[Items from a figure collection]
★ ★ ★ ★ ★

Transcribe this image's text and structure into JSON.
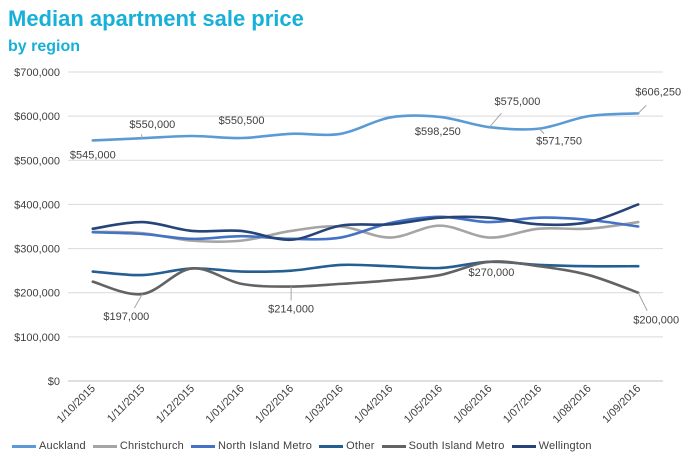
{
  "chart_data": {
    "type": "line",
    "title": "Median apartment sale price",
    "subtitle": "by region",
    "xlabel": "",
    "ylabel": "",
    "ylim": [
      0,
      700000
    ],
    "yticks": [
      0,
      100000,
      200000,
      300000,
      400000,
      500000,
      600000,
      700000
    ],
    "ytick_labels": [
      "$0",
      "$100,000",
      "$200,000",
      "$300,000",
      "$400,000",
      "$500,000",
      "$600,000",
      "$700,000"
    ],
    "grid": true,
    "legend_position": "bottom",
    "categories": [
      "1/10/2015",
      "1/11/2015",
      "1/12/2015",
      "1/01/2016",
      "1/02/2016",
      "1/03/2016",
      "1/04/2016",
      "1/05/2016",
      "1/06/2016",
      "1/07/2016",
      "1/08/2016",
      "1/09/2016"
    ],
    "series": [
      {
        "name": "Auckland",
        "color": "#5b9bd5",
        "values": [
          545000,
          550000,
          555000,
          550500,
          560000,
          560000,
          597000,
          598250,
          575000,
          571750,
          600000,
          606250
        ]
      },
      {
        "name": "Christchurch",
        "color": "#a5a5a5",
        "values": [
          338000,
          335000,
          318000,
          318000,
          340000,
          350000,
          325000,
          352000,
          325000,
          345000,
          345000,
          360000
        ]
      },
      {
        "name": "North Island Metro",
        "color": "#4472c4",
        "values": [
          337000,
          333000,
          322000,
          328000,
          322000,
          325000,
          358000,
          372000,
          360000,
          370000,
          365000,
          350000
        ]
      },
      {
        "name": "Other",
        "color": "#255e91",
        "values": [
          248000,
          240000,
          255000,
          248000,
          250000,
          263000,
          260000,
          256000,
          270000,
          263000,
          260000,
          260000
        ]
      },
      {
        "name": "South Island Metro",
        "color": "#636363",
        "values": [
          225000,
          197000,
          255000,
          220000,
          214000,
          220000,
          228000,
          240000,
          270000,
          260000,
          240000,
          200000
        ]
      },
      {
        "name": "Wellington",
        "color": "#264478",
        "values": [
          345000,
          360000,
          340000,
          340000,
          320000,
          352000,
          355000,
          370000,
          370000,
          355000,
          360000,
          400000
        ]
      }
    ],
    "annotations": [
      {
        "series": 0,
        "index": 0,
        "text": "$545,000"
      },
      {
        "series": 0,
        "index": 1,
        "text": "$550,000"
      },
      {
        "series": 0,
        "index": 3,
        "text": "$550,500"
      },
      {
        "series": 0,
        "index": 7,
        "text": "$598,250"
      },
      {
        "series": 0,
        "index": 8,
        "text": "$575,000"
      },
      {
        "series": 0,
        "index": 9,
        "text": "$571,750"
      },
      {
        "series": 0,
        "index": 11,
        "text": "$606,250"
      },
      {
        "series": 4,
        "index": 1,
        "text": "$197,000"
      },
      {
        "series": 4,
        "index": 4,
        "text": "$214,000"
      },
      {
        "series": 4,
        "index": 8,
        "text": "$270,000"
      },
      {
        "series": 4,
        "index": 11,
        "text": "$200,000"
      }
    ]
  }
}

★ ★ ★ ★ ★

### The task
Word for word, quote the lines above. Omit the pictures.

### Exercise result
Transcribe this image's text and structure into JSON.
{
  "chart_data": {
    "type": "line",
    "title": "Median apartment sale price",
    "subtitle": "by region",
    "xlabel": "",
    "ylabel": "",
    "ylim": [
      0,
      700000
    ],
    "yticks": [
      0,
      100000,
      200000,
      300000,
      400000,
      500000,
      600000,
      700000
    ],
    "ytick_labels": [
      "$0",
      "$100,000",
      "$200,000",
      "$300,000",
      "$400,000",
      "$500,000",
      "$600,000",
      "$700,000"
    ],
    "grid": true,
    "legend_position": "bottom",
    "categories": [
      "1/10/2015",
      "1/11/2015",
      "1/12/2015",
      "1/01/2016",
      "1/02/2016",
      "1/03/2016",
      "1/04/2016",
      "1/05/2016",
      "1/06/2016",
      "1/07/2016",
      "1/08/2016",
      "1/09/2016"
    ],
    "series": [
      {
        "name": "Auckland",
        "color": "#5b9bd5",
        "values": [
          545000,
          550000,
          555000,
          550500,
          560000,
          560000,
          597000,
          598250,
          575000,
          571750,
          600000,
          606250
        ]
      },
      {
        "name": "Christchurch",
        "color": "#a5a5a5",
        "values": [
          338000,
          335000,
          318000,
          318000,
          340000,
          350000,
          325000,
          352000,
          325000,
          345000,
          345000,
          360000
        ]
      },
      {
        "name": "North Island Metro",
        "color": "#4472c4",
        "values": [
          337000,
          333000,
          322000,
          328000,
          322000,
          325000,
          358000,
          372000,
          360000,
          370000,
          365000,
          350000
        ]
      },
      {
        "name": "Other",
        "color": "#255e91",
        "values": [
          248000,
          240000,
          255000,
          248000,
          250000,
          263000,
          260000,
          256000,
          270000,
          263000,
          260000,
          260000
        ]
      },
      {
        "name": "South Island Metro",
        "color": "#636363",
        "values": [
          225000,
          197000,
          255000,
          220000,
          214000,
          220000,
          228000,
          240000,
          270000,
          260000,
          240000,
          200000
        ]
      },
      {
        "name": "Wellington",
        "color": "#264478",
        "values": [
          345000,
          360000,
          340000,
          340000,
          320000,
          352000,
          355000,
          370000,
          370000,
          355000,
          360000,
          400000
        ]
      }
    ],
    "annotations": [
      {
        "series": 0,
        "index": 0,
        "text": "$545,000"
      },
      {
        "series": 0,
        "index": 1,
        "text": "$550,000"
      },
      {
        "series": 0,
        "index": 3,
        "text": "$550,500"
      },
      {
        "series": 0,
        "index": 7,
        "text": "$598,250"
      },
      {
        "series": 0,
        "index": 8,
        "text": "$575,000"
      },
      {
        "series": 0,
        "index": 9,
        "text": "$571,750"
      },
      {
        "series": 0,
        "index": 11,
        "text": "$606,250"
      },
      {
        "series": 4,
        "index": 1,
        "text": "$197,000"
      },
      {
        "series": 4,
        "index": 4,
        "text": "$214,000"
      },
      {
        "series": 4,
        "index": 8,
        "text": "$270,000"
      },
      {
        "series": 4,
        "index": 11,
        "text": "$200,000"
      }
    ]
  }
}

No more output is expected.